[Start RECORD LIST]

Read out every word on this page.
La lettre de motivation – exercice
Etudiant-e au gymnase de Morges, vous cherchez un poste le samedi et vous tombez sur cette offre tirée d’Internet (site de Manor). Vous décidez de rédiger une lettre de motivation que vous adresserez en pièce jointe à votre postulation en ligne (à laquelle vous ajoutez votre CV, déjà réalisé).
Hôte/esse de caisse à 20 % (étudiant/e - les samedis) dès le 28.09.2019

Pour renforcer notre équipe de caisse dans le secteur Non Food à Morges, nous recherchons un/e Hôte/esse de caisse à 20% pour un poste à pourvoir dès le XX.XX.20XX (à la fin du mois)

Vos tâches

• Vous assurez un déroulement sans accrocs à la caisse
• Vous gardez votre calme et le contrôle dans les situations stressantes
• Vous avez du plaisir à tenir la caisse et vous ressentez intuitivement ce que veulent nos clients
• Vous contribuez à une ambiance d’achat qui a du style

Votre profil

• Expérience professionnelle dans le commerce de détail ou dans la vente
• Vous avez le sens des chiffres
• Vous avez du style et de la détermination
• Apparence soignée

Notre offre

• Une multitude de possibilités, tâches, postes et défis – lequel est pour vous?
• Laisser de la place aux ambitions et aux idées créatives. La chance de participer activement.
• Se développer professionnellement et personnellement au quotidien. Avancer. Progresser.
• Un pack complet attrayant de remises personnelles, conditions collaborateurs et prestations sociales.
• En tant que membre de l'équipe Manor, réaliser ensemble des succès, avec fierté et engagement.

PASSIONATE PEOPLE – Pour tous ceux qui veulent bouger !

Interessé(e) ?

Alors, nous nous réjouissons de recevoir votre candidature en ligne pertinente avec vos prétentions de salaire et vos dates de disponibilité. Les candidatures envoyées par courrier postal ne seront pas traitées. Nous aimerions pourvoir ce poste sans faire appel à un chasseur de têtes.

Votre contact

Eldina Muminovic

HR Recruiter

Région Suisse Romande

[End RECORD LIST]

_WRITTEN TASK_.
Produce an exact copy of the whole listing.

_REPLY TO THE EXERCISE_.
Read out every word on this page.
La lettre de motivation – exercice
Etudiant-e au gymnase de Morges, vous cherchez un poste le samedi et vous tombez sur cette offre tirée d’Internet (site de Manor). Vous décidez de rédiger une lettre de motivation que vous adresserez en pièce jointe à votre postulation en ligne (à laquelle vous ajoutez votre CV, déjà réalisé).
Hôte/esse de caisse à 20 % (étudiant/e - les samedis) dès le 28.09.2019

Pour renforcer notre équipe de caisse dans le secteur Non Food à Morges, nous recherchons un/e Hôte/esse de caisse à 20% pour un poste à pourvoir dès le XX.XX.20XX (à la fin du mois)

Vos tâches

• Vous assurez un déroulement sans accrocs à la caisse
• Vous gardez votre calme et le contrôle dans les situations stressantes
• Vous avez du plaisir à tenir la caisse et vous ressentez intuitivement ce que veulent nos clients
• Vous contribuez à une ambiance d’achat qui a du style

Votre profil

• Expérience professionnelle dans le commerce de détail ou dans la vente
• Vous avez le sens des chiffres
• Vous avez du style et de la détermination
• Apparence soignée

Notre offre

• Une multitude de possibilités, tâches, postes et défis – lequel est pour vous?
• Laisser de la place aux ambitions et aux idées créatives. La chance de participer activement.
• Se développer professionnellement et personnellement au quotidien. Avancer. Progresser.
• Un pack complet attrayant de remises personnelles, conditions collaborateurs et prestations sociales.
• En tant que membre de l'équipe Manor, réaliser ensemble des succès, avec fierté et engagement.

PASSIONATE PEOPLE – Pour tous ceux qui veulent bouger !

Interessé(e) ?

Alors, nous nous réjouissons de recevoir votre candidature en ligne pertinente avec vos prétentions de salaire et vos dates de disponibilité. Les candidatures envoyées par courrier postal ne seront pas traitées. Nous aimerions pourvoir ce poste sans faire appel à un chasseur de têtes.

Votre contact

Eldina Muminovic

HR Recruiter

Région Suisse Romande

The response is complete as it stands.